## What you will do
How many lines in this material include the string "image"? Answer with the number and nothing further.

## Dataset extract

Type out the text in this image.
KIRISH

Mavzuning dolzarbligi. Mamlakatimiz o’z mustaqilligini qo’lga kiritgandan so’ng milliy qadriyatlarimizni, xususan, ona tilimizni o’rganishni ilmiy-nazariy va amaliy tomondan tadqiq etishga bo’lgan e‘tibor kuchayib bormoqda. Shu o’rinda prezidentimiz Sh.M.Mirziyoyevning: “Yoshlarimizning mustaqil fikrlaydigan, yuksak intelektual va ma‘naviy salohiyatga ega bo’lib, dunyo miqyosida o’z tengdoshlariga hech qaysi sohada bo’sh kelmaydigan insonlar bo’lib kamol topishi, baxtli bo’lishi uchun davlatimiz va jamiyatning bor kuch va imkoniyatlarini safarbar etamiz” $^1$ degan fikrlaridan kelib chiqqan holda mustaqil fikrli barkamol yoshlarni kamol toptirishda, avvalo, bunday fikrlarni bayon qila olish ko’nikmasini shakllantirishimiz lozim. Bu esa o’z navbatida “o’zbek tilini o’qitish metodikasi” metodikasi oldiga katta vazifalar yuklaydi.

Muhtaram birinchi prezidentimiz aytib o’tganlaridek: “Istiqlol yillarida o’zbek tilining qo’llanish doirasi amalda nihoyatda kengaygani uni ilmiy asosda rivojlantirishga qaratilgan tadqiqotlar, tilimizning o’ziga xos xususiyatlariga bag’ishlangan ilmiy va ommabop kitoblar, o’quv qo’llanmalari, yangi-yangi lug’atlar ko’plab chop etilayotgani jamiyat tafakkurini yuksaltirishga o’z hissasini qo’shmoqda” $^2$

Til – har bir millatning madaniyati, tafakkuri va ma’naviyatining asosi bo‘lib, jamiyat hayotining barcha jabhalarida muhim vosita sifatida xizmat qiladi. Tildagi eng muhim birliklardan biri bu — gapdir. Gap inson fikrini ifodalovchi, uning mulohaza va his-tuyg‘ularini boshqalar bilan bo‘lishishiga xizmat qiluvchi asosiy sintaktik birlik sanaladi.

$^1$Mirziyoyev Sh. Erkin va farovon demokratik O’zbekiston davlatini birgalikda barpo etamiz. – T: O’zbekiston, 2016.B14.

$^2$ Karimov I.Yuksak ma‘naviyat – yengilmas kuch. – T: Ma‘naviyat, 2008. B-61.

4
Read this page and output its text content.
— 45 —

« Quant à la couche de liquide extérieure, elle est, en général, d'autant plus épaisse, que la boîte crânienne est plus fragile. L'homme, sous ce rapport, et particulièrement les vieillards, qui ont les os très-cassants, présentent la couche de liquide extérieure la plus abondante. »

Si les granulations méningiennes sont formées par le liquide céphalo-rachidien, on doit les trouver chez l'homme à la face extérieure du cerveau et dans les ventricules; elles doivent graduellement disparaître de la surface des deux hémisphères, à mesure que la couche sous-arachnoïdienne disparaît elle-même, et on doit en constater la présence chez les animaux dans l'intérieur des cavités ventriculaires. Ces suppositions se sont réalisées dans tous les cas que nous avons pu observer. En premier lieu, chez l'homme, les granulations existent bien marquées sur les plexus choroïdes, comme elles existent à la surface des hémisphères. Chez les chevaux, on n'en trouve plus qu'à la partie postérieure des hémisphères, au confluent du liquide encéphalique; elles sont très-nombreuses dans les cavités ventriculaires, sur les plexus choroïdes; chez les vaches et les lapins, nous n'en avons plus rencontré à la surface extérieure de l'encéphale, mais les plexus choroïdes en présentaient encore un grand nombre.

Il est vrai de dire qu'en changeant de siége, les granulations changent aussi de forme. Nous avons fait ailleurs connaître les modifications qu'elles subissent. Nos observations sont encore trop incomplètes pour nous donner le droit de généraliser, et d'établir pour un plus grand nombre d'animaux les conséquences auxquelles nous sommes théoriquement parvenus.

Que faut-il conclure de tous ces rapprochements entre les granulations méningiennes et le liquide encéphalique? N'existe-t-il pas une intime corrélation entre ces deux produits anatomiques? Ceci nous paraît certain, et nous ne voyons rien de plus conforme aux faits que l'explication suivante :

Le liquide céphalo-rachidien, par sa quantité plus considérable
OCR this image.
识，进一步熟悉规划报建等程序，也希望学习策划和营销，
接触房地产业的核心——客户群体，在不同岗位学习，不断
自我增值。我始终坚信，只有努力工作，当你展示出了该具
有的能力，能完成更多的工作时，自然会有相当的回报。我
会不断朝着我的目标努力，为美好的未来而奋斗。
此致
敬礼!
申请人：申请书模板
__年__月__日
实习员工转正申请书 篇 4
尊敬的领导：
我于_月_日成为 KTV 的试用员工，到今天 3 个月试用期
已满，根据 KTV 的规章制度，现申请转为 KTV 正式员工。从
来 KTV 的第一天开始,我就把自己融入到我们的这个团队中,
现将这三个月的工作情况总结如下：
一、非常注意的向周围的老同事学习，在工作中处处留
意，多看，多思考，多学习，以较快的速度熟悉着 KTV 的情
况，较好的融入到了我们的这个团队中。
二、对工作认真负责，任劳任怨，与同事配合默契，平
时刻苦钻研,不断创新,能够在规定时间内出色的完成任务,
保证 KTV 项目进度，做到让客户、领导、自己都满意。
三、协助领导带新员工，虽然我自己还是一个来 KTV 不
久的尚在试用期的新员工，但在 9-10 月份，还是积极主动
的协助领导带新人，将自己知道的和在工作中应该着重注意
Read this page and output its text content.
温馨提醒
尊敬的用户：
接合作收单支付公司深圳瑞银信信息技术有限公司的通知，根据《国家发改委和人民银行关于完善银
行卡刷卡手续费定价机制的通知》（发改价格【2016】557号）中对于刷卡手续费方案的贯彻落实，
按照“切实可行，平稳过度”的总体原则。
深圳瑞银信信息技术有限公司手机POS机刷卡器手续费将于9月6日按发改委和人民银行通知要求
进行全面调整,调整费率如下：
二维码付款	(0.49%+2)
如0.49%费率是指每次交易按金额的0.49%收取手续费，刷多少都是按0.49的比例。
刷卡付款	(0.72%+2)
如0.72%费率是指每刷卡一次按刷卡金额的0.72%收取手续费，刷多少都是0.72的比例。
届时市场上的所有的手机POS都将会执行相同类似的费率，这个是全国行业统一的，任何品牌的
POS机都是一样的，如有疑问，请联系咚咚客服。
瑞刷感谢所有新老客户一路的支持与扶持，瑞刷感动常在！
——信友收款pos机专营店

## Response below
2